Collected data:

------------------------------------------------------------

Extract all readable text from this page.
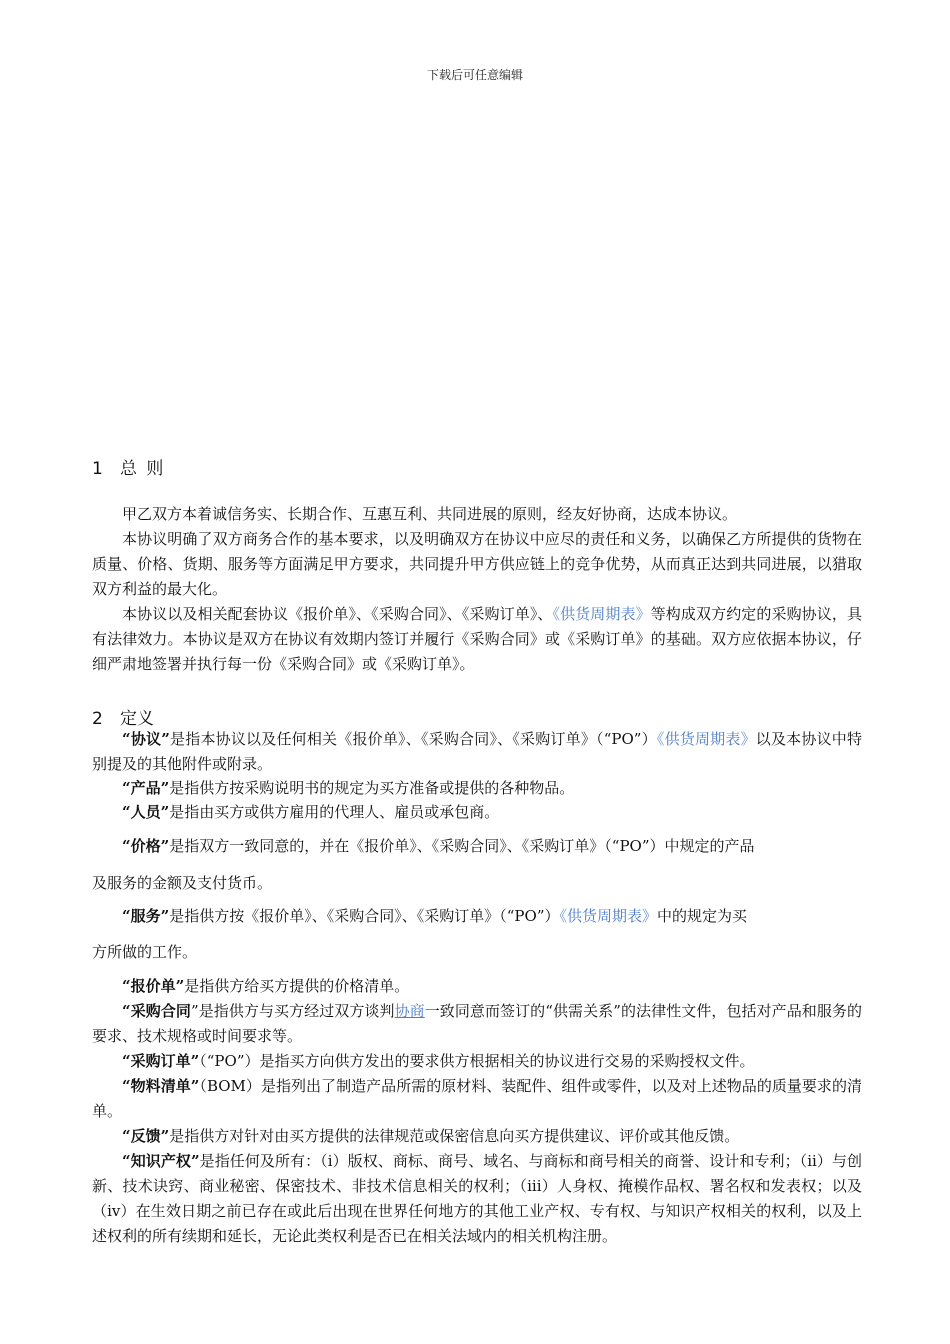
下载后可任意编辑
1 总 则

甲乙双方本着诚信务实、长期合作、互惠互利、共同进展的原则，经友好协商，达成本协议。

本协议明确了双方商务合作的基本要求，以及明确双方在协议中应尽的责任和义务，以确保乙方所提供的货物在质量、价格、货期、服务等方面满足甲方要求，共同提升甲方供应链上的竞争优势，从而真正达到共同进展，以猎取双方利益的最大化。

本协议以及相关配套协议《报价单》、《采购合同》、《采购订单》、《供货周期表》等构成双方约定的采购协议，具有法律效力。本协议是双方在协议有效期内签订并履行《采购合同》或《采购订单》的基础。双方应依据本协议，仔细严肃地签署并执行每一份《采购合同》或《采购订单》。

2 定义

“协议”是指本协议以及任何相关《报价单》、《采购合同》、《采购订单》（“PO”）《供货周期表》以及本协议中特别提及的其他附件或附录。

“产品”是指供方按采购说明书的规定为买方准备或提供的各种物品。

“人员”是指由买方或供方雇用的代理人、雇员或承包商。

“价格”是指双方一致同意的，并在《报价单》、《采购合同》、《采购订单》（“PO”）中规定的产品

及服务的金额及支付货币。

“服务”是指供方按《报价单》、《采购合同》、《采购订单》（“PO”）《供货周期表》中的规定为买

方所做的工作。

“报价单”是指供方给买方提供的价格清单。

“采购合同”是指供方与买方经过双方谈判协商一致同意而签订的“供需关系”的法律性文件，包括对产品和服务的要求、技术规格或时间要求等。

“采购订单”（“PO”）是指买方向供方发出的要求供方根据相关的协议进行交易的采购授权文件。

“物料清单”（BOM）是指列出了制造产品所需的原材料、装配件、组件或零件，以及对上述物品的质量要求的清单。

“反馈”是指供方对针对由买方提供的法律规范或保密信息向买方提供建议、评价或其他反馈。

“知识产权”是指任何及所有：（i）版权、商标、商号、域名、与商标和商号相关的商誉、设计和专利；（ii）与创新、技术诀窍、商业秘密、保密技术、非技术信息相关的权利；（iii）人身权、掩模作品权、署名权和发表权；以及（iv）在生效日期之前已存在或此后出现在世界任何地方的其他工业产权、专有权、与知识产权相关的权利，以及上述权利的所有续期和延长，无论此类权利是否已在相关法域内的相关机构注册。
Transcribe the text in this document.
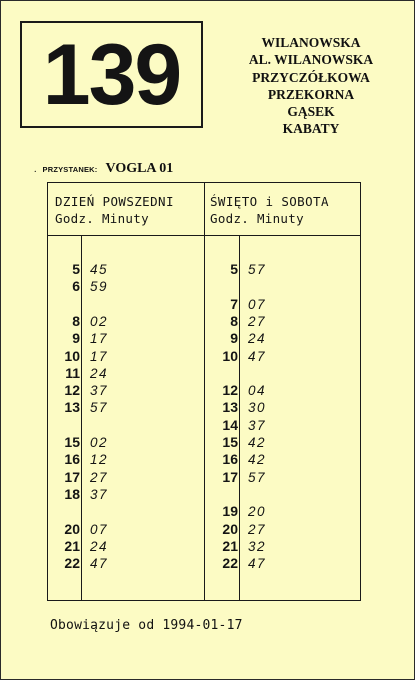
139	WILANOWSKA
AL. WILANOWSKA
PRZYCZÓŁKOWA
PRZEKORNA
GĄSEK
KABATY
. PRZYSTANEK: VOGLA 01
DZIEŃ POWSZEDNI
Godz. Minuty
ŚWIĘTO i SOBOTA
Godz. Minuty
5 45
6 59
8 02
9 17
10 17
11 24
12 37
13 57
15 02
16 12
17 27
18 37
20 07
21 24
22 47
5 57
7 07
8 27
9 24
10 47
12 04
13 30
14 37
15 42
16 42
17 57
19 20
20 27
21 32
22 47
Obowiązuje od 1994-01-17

------------------------------------------------------------

**What to work on:** Write out the whole listing exactly, and drop the pictures.

**Problem solution:**
Extract all readable text from this page.
下载后可任意编辑
1 总 则

甲乙双方本着诚信务实、长期合作、互惠互利、共同进展的原则，经友好协商，达成本协议。

本协议明确了双方商务合作的基本要求，以及明确双方在协议中应尽的责任和义务，以确保乙方所提供的货物在质量、价格、货期、服务等方面满足甲方要求，共同提升甲方供应链上的竞争优势，从而真正达到共同进展，以猎取双方利益的最大化。

本协议以及相关配套协议《报价单》、《采购合同》、《采购订单》、《供货周期表》等构成双方约定的采购协议，具有法律效力。本协议是双方在协议有效期内签订并履行《采购合同》或《采购订单》的基础。双方应依据本协议，仔细严肃地签署并执行每一份《采购合同》或《采购订单》。

2 定义

“协议”是指本协议以及任何相关《报价单》、《采购合同》、《采购订单》（“PO”）《供货周期表》以及本协议中特别提及的其他附件或附录。

“产品”是指供方按采购说明书的规定为买方准备或提供的各种物品。

“人员”是指由买方或供方雇用的代理人、雇员或承包商。

“价格”是指双方一致同意的，并在《报价单》、《采购合同》、《采购订单》（“PO”）中规定的产品

及服务的金额及支付货币。

“服务”是指供方按《报价单》、《采购合同》、《采购订单》（“PO”）《供货周期表》中的规定为买

方所做的工作。

“报价单”是指供方给买方提供的价格清单。

“采购合同”是指供方与买方经过双方谈判协商一致同意而签订的“供需关系”的法律性文件，包括对产品和服务的要求、技术规格或时间要求等。

“采购订单”（“PO”）是指买方向供方发出的要求供方根据相关的协议进行交易的采购授权文件。

“物料清单”（BOM）是指列出了制造产品所需的原材料、装配件、组件或零件，以及对上述物品的质量要求的清单。

“反馈”是指供方对针对由买方提供的法律规范或保密信息向买方提供建议、评价或其他反馈。

“知识产权”是指任何及所有：（i）版权、商标、商号、域名、与商标和商号相关的商誉、设计和专利；（ii）与创新、技术诀窍、商业秘密、保密技术、非技术信息相关的权利；（iii）人身权、掩模作品权、署名权和发表权；以及（iv）在生效日期之前已存在或此后出现在世界任何地方的其他工业产权、专有权、与知识产权相关的权利，以及上述权利的所有续期和延长，无论此类权利是否已在相关法域内的相关机构注册。
Transcribe the text in this document.
139	WILANOWSKA
AL. WILANOWSKA
PRZYCZÓŁKOWA
PRZEKORNA
GĄSEK
KABATY
. PRZYSTANEK: VOGLA 01
DZIEŃ POWSZEDNI
Godz. Minuty
ŚWIĘTO i SOBOTA
Godz. Minuty
5 45
6 59
8 02
9 17
10 17
11 24
12 37
13 57
15 02
16 12
17 27
18 37
20 07
21 24
22 47
5 57
7 07
8 27
9 24
10 47
12 04
13 30
14 37
15 42
16 42
17 57
19 20
20 27
21 32
22 47
Obowiązuje od 1994-01-17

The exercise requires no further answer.